Supplied records:
** Start **
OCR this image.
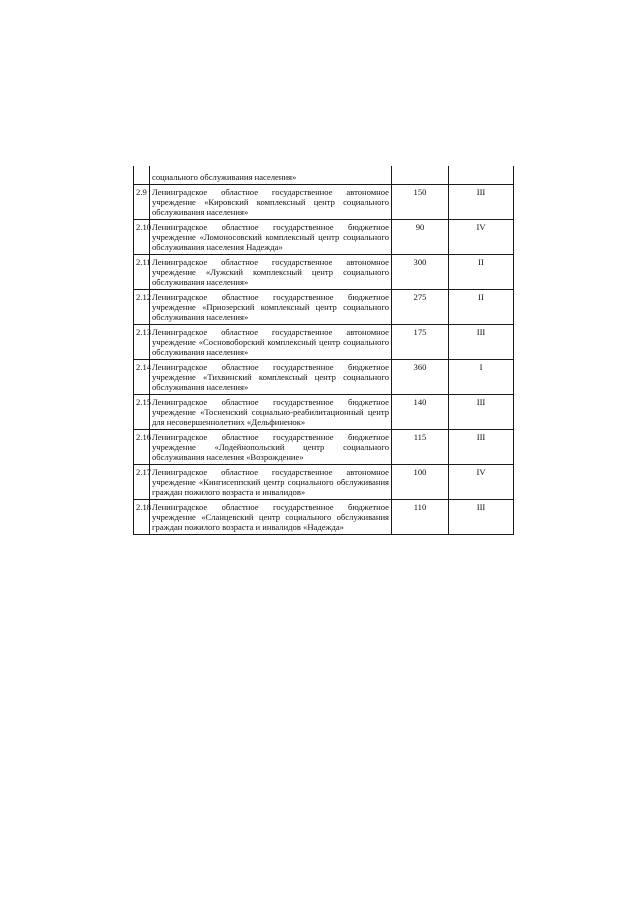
	социального обслуживания населения»		
2.9	Ленинградское областное государственное автономное учреждение «Кировский комплексный центр социального обслуживания населения»	150	III
2.10	Ленинградское областное государственное бюджетное учреждение «Ломоносовский комплексный центр социального обслуживания населения Надежда»	90	IV
2.11	Ленинградское областное государственное автономное учреждение «Лужский комплексный центр социального обслуживания населения»	300	II
2.12	Ленинградское областное государственное бюджетное учреждение «Приозерский комплексный центр социального обслуживания населения»	275	II
2.13	Ленинградское областное государственное автономное учреждение «Сосновоборский комплексный центр социального обслуживания населения»	175	III
2.14	Ленинградское областное государственное бюджетное учреждение «Тихвинский комплексный центр социального обслуживания населения»	360	I
2.15	Ленинградское областное государственное бюджетное учреждение «Тосненский социально-реабилитационный центр для несовершеннолетних «Дельфиненок»	140	III
2.16	Ленинградское областное государственное бюджетное учреждение «Лодейнопольский центр социального обслуживания населения «Возрождение»	115	III
2.17	Ленинградское областное государственное автономное учреждение «Кингисеппский центр социального обслуживания граждан пожилого возраста и инвалидов»	100	IV
2.18	Ленинградское областное государственное бюджетное учреждение «Сланцевский центр социального обслуживания граждан пожилого возраста и инвалидов «Надежда»	110	III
** End **
Task prompt: Copy the listing over exactly, skipping the pictures it holds.

Final answer:
OCR this image.
	социального обслуживания населения»		
2.9	Ленинградское областное государственное автономное учреждение «Кировский комплексный центр социального обслуживания населения»	150	III
2.10	Ленинградское областное государственное бюджетное учреждение «Ломоносовский комплексный центр социального обслуживания населения Надежда»	90	IV
2.11	Ленинградское областное государственное автономное учреждение «Лужский комплексный центр социального обслуживания населения»	300	II
2.12	Ленинградское областное государственное бюджетное учреждение «Приозерский комплексный центр социального обслуживания населения»	275	II
2.13	Ленинградское областное государственное автономное учреждение «Сосновоборский комплексный центр социального обслуживания населения»	175	III
2.14	Ленинградское областное государственное бюджетное учреждение «Тихвинский комплексный центр социального обслуживания населения»	360	I
2.15	Ленинградское областное государственное бюджетное учреждение «Тосненский социально-реабилитационный центр для несовершеннолетних «Дельфиненок»	140	III
2.16	Ленинградское областное государственное бюджетное учреждение «Лодейнопольский центр социального обслуживания населения «Возрождение»	115	III
2.17	Ленинградское областное государственное автономное учреждение «Кингисеппский центр социального обслуживания граждан пожилого возраста и инвалидов»	100	IV
2.18	Ленинградское областное государственное бюджетное учреждение «Сланцевский центр социального обслуживания граждан пожилого возраста и инвалидов «Надежда»	110	III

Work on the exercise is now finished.